• CHALLENGE
Can you set out the lines below as a numbered list, leaving out any blank lines?

• MATERIAL PROVIDED
>> Begin
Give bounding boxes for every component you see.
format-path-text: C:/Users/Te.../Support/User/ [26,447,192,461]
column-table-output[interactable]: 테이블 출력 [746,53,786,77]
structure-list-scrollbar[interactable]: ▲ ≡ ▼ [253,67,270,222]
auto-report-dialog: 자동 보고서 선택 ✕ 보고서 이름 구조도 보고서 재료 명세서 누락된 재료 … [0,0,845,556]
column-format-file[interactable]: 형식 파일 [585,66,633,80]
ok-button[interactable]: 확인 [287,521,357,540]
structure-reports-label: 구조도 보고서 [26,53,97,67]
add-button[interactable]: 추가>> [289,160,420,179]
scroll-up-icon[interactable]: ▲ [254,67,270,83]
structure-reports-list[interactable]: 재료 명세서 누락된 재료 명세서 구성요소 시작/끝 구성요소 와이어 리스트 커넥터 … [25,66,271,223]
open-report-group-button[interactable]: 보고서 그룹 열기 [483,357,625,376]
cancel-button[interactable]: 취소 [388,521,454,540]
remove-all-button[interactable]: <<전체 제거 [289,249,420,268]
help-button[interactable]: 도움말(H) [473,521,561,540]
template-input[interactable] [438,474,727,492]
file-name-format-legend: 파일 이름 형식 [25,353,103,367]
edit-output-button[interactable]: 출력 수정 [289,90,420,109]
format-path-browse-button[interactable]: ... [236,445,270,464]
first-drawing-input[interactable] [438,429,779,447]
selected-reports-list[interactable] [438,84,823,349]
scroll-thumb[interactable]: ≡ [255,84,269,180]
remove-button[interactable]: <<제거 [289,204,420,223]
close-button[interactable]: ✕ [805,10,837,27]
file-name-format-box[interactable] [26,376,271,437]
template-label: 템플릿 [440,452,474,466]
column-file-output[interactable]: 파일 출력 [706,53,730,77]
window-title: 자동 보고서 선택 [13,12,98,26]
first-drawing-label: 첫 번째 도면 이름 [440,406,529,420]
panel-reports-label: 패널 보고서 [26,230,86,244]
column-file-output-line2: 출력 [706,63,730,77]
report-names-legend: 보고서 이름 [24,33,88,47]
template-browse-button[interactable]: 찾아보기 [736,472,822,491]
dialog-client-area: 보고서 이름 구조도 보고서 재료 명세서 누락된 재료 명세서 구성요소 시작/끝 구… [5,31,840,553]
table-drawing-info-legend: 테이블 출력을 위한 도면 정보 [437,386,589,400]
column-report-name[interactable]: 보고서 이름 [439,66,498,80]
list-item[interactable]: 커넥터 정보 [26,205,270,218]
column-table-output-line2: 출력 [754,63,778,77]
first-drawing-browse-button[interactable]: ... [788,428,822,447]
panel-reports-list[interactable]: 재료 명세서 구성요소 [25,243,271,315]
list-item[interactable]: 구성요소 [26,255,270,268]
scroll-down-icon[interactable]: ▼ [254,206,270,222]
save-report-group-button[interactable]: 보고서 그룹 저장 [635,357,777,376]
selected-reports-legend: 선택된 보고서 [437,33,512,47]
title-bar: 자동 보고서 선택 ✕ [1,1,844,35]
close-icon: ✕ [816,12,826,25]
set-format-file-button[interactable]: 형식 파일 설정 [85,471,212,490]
>> End
• RESPONSE BELOW
1. Give bounding boxes for every component you see.
2. format-path-text: C:/Users/Te.../Support/User/ [26,447,192,461]
3. column-table-output[interactable]: 테이블 출력 [746,53,786,77]
4. structure-list-scrollbar[interactable]: ▲ ≡ ▼ [253,67,270,222]
5. auto-report-dialog: 자동 보고서 선택 ✕ 보고서 이름 구조도 보고서 재료 명세서 누락된 재료 … [0,0,845,556]
6. column-format-file[interactable]: 형식 파일 [585,66,633,80]
7. ok-button[interactable]: 확인 [287,521,357,540]
8. structure-reports-label: 구조도 보고서 [26,53,97,67]
9. add-button[interactable]: 추가>> [289,160,420,179]
10. scroll-up-icon[interactable]: ▲ [254,67,270,83]
11. structure-reports-list[interactable]: 재료 명세서 누락된 재료 명세서 구성요소 시작/끝 구성요소 와이어 리스트 커넥터 … [25,66,271,223]
12. open-report-group-button[interactable]: 보고서 그룹 열기 [483,357,625,376]
13. cancel-button[interactable]: 취소 [388,521,454,540]
14. remove-all-button[interactable]: <<전체 제거 [289,249,420,268]
15. help-button[interactable]: 도움말(H) [473,521,561,540]
16. template-input[interactable] [438,474,727,492]
17. file-name-format-legend: 파일 이름 형식 [25,353,103,367]
18. edit-output-button[interactable]: 출력 수정 [289,90,420,109]
19. format-path-browse-button[interactable]: ... [236,445,270,464]
20. first-drawing-input[interactable] [438,429,779,447]
21. selected-reports-list[interactable] [438,84,823,349]
22. scroll-thumb[interactable]: ≡ [255,84,269,180]
23. remove-button[interactable]: <<제거 [289,204,420,223]
24. close-button[interactable]: ✕ [805,10,837,27]
25. file-name-format-box[interactable] [26,376,271,437]
26. template-label: 템플릿 [440,452,474,466]
27. column-file-output[interactable]: 파일 출력 [706,53,730,77]
28. window-title: 자동 보고서 선택 [13,12,98,26]
29. first-drawing-label: 첫 번째 도면 이름 [440,406,529,420]
30. panel-reports-label: 패널 보고서 [26,230,86,244]
31. column-file-output-line2: 출력 [706,63,730,77]
32. report-names-legend: 보고서 이름 [24,33,88,47]
33. template-browse-button[interactable]: 찾아보기 [736,472,822,491]
34. dialog-client-area: 보고서 이름 구조도 보고서 재료 명세서 누락된 재료 명세서 구성요소 시작/끝 구… [5,31,840,553]
35. table-drawing-info-legend: 테이블 출력을 위한 도면 정보 [437,386,589,400]
36. column-report-name[interactable]: 보고서 이름 [439,66,498,80]
37. list-item[interactable]: 커넥터 정보 [26,205,270,218]
38. column-table-output-line2: 출력 [754,63,778,77]
39. first-drawing-browse-button[interactable]: ... [788,428,822,447]
40. panel-reports-list[interactable]: 재료 명세서 구성요소 [25,243,271,315]
41. list-item[interactable]: 구성요소 [26,255,270,268]
42. scroll-down-icon[interactable]: ▼ [254,206,270,222]
43. save-report-group-button[interactable]: 보고서 그룹 저장 [635,357,777,376]
44. selected-reports-legend: 선택된 보고서 [437,33,512,47]
45. title-bar: 자동 보고서 선택 ✕ [1,1,844,35]
46. close-icon: ✕ [816,12,826,25]
47. set-format-file-button[interactable]: 형식 파일 설정 [85,471,212,490]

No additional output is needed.